[Dataset rows about figures]
— BEGIN —
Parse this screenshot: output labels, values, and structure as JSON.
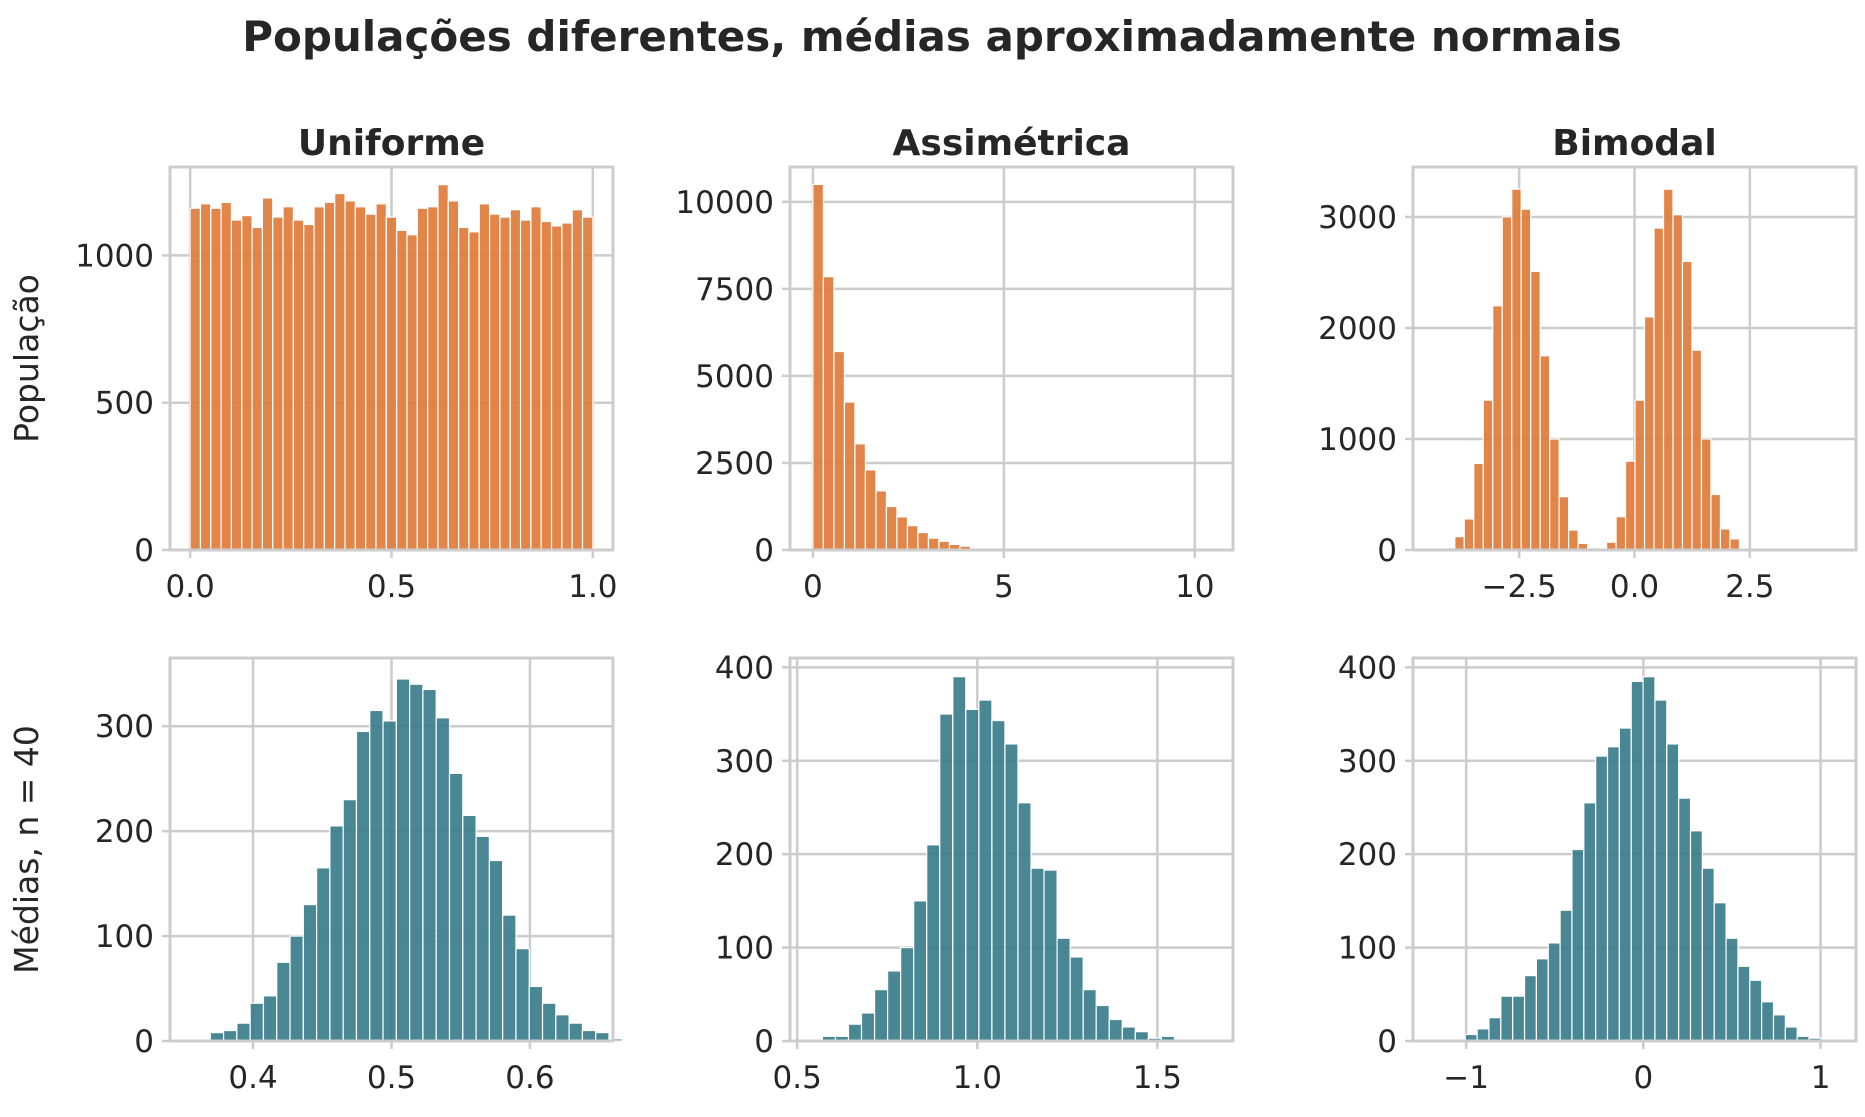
{
  "suptitle": "Populações diferentes, médias aproximadamente normais",
  "row_labels": [
    "População",
    "Médias, n = 40"
  ],
  "colors": {
    "population": "#e07b39",
    "means": "#3a7d8c",
    "grid": "#cccccc",
    "text": "#262626"
  },
  "chart_data": [
    {
      "type": "bar",
      "row": 0,
      "col": 0,
      "title": "Uniforme",
      "ylabel": "População",
      "xlim": [
        -0.05,
        1.05
      ],
      "ylim": [
        0,
        1300
      ],
      "xticks": [
        0.0,
        0.5,
        1.0
      ],
      "xtick_labels": [
        "0.0",
        "0.5",
        "1.0"
      ],
      "yticks": [
        0,
        500,
        1000
      ],
      "ytick_labels": [
        "0",
        "500",
        "1000"
      ],
      "bin_start": 0.0,
      "bin_width": 0.02564,
      "counts": [
        1160,
        1175,
        1160,
        1180,
        1120,
        1135,
        1095,
        1195,
        1130,
        1165,
        1120,
        1105,
        1165,
        1180,
        1210,
        1185,
        1165,
        1140,
        1175,
        1130,
        1085,
        1070,
        1160,
        1165,
        1240,
        1185,
        1095,
        1080,
        1175,
        1140,
        1130,
        1155,
        1120,
        1165,
        1115,
        1100,
        1110,
        1155,
        1130
      ]
    },
    {
      "type": "bar",
      "row": 0,
      "col": 1,
      "title": "Assimétrica",
      "ylabel": "",
      "xlim": [
        -0.6,
        11.0
      ],
      "ylim": [
        0,
        11000
      ],
      "xticks": [
        0,
        5,
        10
      ],
      "xtick_labels": [
        "0",
        "5",
        "10"
      ],
      "yticks": [
        0,
        2500,
        5000,
        7500,
        10000
      ],
      "ytick_labels": [
        "0",
        "2500",
        "5000",
        "7500",
        "10000"
      ],
      "bin_start": 0.0,
      "bin_width": 0.275,
      "counts": [
        10500,
        7850,
        5700,
        4250,
        3050,
        2300,
        1700,
        1250,
        950,
        700,
        500,
        340,
        250,
        160,
        110,
        60,
        45,
        30,
        20,
        15,
        12,
        8,
        6,
        5,
        4,
        3,
        2,
        2,
        1,
        1,
        1,
        1,
        1,
        1,
        0,
        1,
        0,
        0,
        1
      ]
    },
    {
      "type": "bar",
      "row": 0,
      "col": 2,
      "title": "Bimodal",
      "ylabel": "",
      "xlim": [
        -4.8,
        4.8
      ],
      "ylim": [
        0,
        3450
      ],
      "xticks": [
        -2.5,
        0.0,
        2.5
      ],
      "xtick_labels": [
        "−2.5",
        "0.0",
        "2.5"
      ],
      "yticks": [
        0,
        1000,
        2000,
        3000
      ],
      "ytick_labels": [
        "0",
        "1000",
        "2000",
        "3000"
      ],
      "bin_start": -4.1,
      "bin_width": 0.2056,
      "counts": [
        20,
        120,
        280,
        780,
        1350,
        2200,
        3000,
        3250,
        3070,
        2510,
        1750,
        1000,
        480,
        180,
        60,
        20,
        10,
        70,
        300,
        800,
        1350,
        2100,
        2900,
        3250,
        3020,
        2600,
        1800,
        1000,
        500,
        190,
        100
      ]
    },
    {
      "type": "bar",
      "row": 1,
      "col": 0,
      "title": "",
      "ylabel": "Médias, n = 40",
      "xlim": [
        0.34,
        0.66
      ],
      "ylim": [
        0,
        365
      ],
      "xticks": [
        0.4,
        0.5,
        0.6
      ],
      "xtick_labels": [
        "0.4",
        "0.5",
        "0.6"
      ],
      "yticks": [
        0,
        100,
        200,
        300
      ],
      "ytick_labels": [
        "0",
        "100",
        "200",
        "300"
      ],
      "bin_start": 0.3595,
      "bin_width": 0.0096,
      "counts": [
        2,
        8,
        10,
        17,
        36,
        43,
        75,
        100,
        130,
        165,
        205,
        230,
        295,
        315,
        305,
        345,
        340,
        335,
        308,
        255,
        215,
        195,
        172,
        120,
        88,
        52,
        36,
        25,
        17,
        10,
        8,
        2
      ]
    },
    {
      "type": "bar",
      "row": 1,
      "col": 1,
      "title": "",
      "ylabel": "",
      "xlim": [
        0.48,
        1.71
      ],
      "ylim": [
        0,
        410
      ],
      "xticks": [
        0.5,
        1.0,
        1.5
      ],
      "xtick_labels": [
        "0.5",
        "1.0",
        "1.5"
      ],
      "yticks": [
        0,
        100,
        200,
        300,
        400
      ],
      "ytick_labels": [
        "0",
        "100",
        "200",
        "300",
        "400"
      ],
      "bin_start": 0.57,
      "bin_width": 0.0362,
      "counts": [
        5,
        5,
        18,
        30,
        55,
        75,
        100,
        150,
        210,
        350,
        390,
        355,
        365,
        343,
        318,
        255,
        185,
        183,
        110,
        90,
        55,
        38,
        23,
        15,
        10,
        3,
        5
      ]
    },
    {
      "type": "bar",
      "row": 1,
      "col": 2,
      "title": "",
      "ylabel": "",
      "xlim": [
        -1.3,
        1.2
      ],
      "ylim": [
        0,
        410
      ],
      "xticks": [
        -1,
        0,
        1
      ],
      "xtick_labels": [
        "−1",
        "0",
        "1"
      ],
      "yticks": [
        0,
        100,
        200,
        300,
        400
      ],
      "ytick_labels": [
        "0",
        "100",
        "200",
        "300",
        "400"
      ],
      "bin_start": -1.005,
      "bin_width": 0.0669,
      "counts": [
        7,
        13,
        25,
        48,
        48,
        70,
        88,
        105,
        140,
        205,
        255,
        305,
        315,
        335,
        385,
        390,
        365,
        318,
        260,
        225,
        185,
        148,
        110,
        80,
        65,
        42,
        28,
        15,
        5,
        3
      ]
    }
  ]
}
— END —
Written request: Make an exact copy of all the material, but keep the pictures out of it.

Solution to the problem:
Parse this screenshot: output labels, values, and structure as JSON.
{
  "suptitle": "Populações diferentes, médias aproximadamente normais",
  "row_labels": [
    "População",
    "Médias, n = 40"
  ],
  "colors": {
    "population": "#e07b39",
    "means": "#3a7d8c",
    "grid": "#cccccc",
    "text": "#262626"
  },
  "chart_data": [
    {
      "type": "bar",
      "row": 0,
      "col": 0,
      "title": "Uniforme",
      "ylabel": "População",
      "xlim": [
        -0.05,
        1.05
      ],
      "ylim": [
        0,
        1300
      ],
      "xticks": [
        0.0,
        0.5,
        1.0
      ],
      "xtick_labels": [
        "0.0",
        "0.5",
        "1.0"
      ],
      "yticks": [
        0,
        500,
        1000
      ],
      "ytick_labels": [
        "0",
        "500",
        "1000"
      ],
      "bin_start": 0.0,
      "bin_width": 0.02564,
      "counts": [
        1160,
        1175,
        1160,
        1180,
        1120,
        1135,
        1095,
        1195,
        1130,
        1165,
        1120,
        1105,
        1165,
        1180,
        1210,
        1185,
        1165,
        1140,
        1175,
        1130,
        1085,
        1070,
        1160,
        1165,
        1240,
        1185,
        1095,
        1080,
        1175,
        1140,
        1130,
        1155,
        1120,
        1165,
        1115,
        1100,
        1110,
        1155,
        1130
      ]
    },
    {
      "type": "bar",
      "row": 0,
      "col": 1,
      "title": "Assimétrica",
      "ylabel": "",
      "xlim": [
        -0.6,
        11.0
      ],
      "ylim": [
        0,
        11000
      ],
      "xticks": [
        0,
        5,
        10
      ],
      "xtick_labels": [
        "0",
        "5",
        "10"
      ],
      "yticks": [
        0,
        2500,
        5000,
        7500,
        10000
      ],
      "ytick_labels": [
        "0",
        "2500",
        "5000",
        "7500",
        "10000"
      ],
      "bin_start": 0.0,
      "bin_width": 0.275,
      "counts": [
        10500,
        7850,
        5700,
        4250,
        3050,
        2300,
        1700,
        1250,
        950,
        700,
        500,
        340,
        250,
        160,
        110,
        60,
        45,
        30,
        20,
        15,
        12,
        8,
        6,
        5,
        4,
        3,
        2,
        2,
        1,
        1,
        1,
        1,
        1,
        1,
        0,
        1,
        0,
        0,
        1
      ]
    },
    {
      "type": "bar",
      "row": 0,
      "col": 2,
      "title": "Bimodal",
      "ylabel": "",
      "xlim": [
        -4.8,
        4.8
      ],
      "ylim": [
        0,
        3450
      ],
      "xticks": [
        -2.5,
        0.0,
        2.5
      ],
      "xtick_labels": [
        "−2.5",
        "0.0",
        "2.5"
      ],
      "yticks": [
        0,
        1000,
        2000,
        3000
      ],
      "ytick_labels": [
        "0",
        "1000",
        "2000",
        "3000"
      ],
      "bin_start": -4.1,
      "bin_width": 0.2056,
      "counts": [
        20,
        120,
        280,
        780,
        1350,
        2200,
        3000,
        3250,
        3070,
        2510,
        1750,
        1000,
        480,
        180,
        60,
        20,
        10,
        70,
        300,
        800,
        1350,
        2100,
        2900,
        3250,
        3020,
        2600,
        1800,
        1000,
        500,
        190,
        100
      ]
    },
    {
      "type": "bar",
      "row": 1,
      "col": 0,
      "title": "",
      "ylabel": "Médias, n = 40",
      "xlim": [
        0.34,
        0.66
      ],
      "ylim": [
        0,
        365
      ],
      "xticks": [
        0.4,
        0.5,
        0.6
      ],
      "xtick_labels": [
        "0.4",
        "0.5",
        "0.6"
      ],
      "yticks": [
        0,
        100,
        200,
        300
      ],
      "ytick_labels": [
        "0",
        "100",
        "200",
        "300"
      ],
      "bin_start": 0.3595,
      "bin_width": 0.0096,
      "counts": [
        2,
        8,
        10,
        17,
        36,
        43,
        75,
        100,
        130,
        165,
        205,
        230,
        295,
        315,
        305,
        345,
        340,
        335,
        308,
        255,
        215,
        195,
        172,
        120,
        88,
        52,
        36,
        25,
        17,
        10,
        8,
        2
      ]
    },
    {
      "type": "bar",
      "row": 1,
      "col": 1,
      "title": "",
      "ylabel": "",
      "xlim": [
        0.48,
        1.71
      ],
      "ylim": [
        0,
        410
      ],
      "xticks": [
        0.5,
        1.0,
        1.5
      ],
      "xtick_labels": [
        "0.5",
        "1.0",
        "1.5"
      ],
      "yticks": [
        0,
        100,
        200,
        300,
        400
      ],
      "ytick_labels": [
        "0",
        "100",
        "200",
        "300",
        "400"
      ],
      "bin_start": 0.57,
      "bin_width": 0.0362,
      "counts": [
        5,
        5,
        18,
        30,
        55,
        75,
        100,
        150,
        210,
        350,
        390,
        355,
        365,
        343,
        318,
        255,
        185,
        183,
        110,
        90,
        55,
        38,
        23,
        15,
        10,
        3,
        5
      ]
    },
    {
      "type": "bar",
      "row": 1,
      "col": 2,
      "title": "",
      "ylabel": "",
      "xlim": [
        -1.3,
        1.2
      ],
      "ylim": [
        0,
        410
      ],
      "xticks": [
        -1,
        0,
        1
      ],
      "xtick_labels": [
        "−1",
        "0",
        "1"
      ],
      "yticks": [
        0,
        100,
        200,
        300,
        400
      ],
      "ytick_labels": [
        "0",
        "100",
        "200",
        "300",
        "400"
      ],
      "bin_start": -1.005,
      "bin_width": 0.0669,
      "counts": [
        7,
        13,
        25,
        48,
        48,
        70,
        88,
        105,
        140,
        205,
        255,
        305,
        315,
        335,
        385,
        390,
        365,
        318,
        260,
        225,
        185,
        148,
        110,
        80,
        65,
        42,
        28,
        15,
        5,
        3
      ]
    }
  ]
}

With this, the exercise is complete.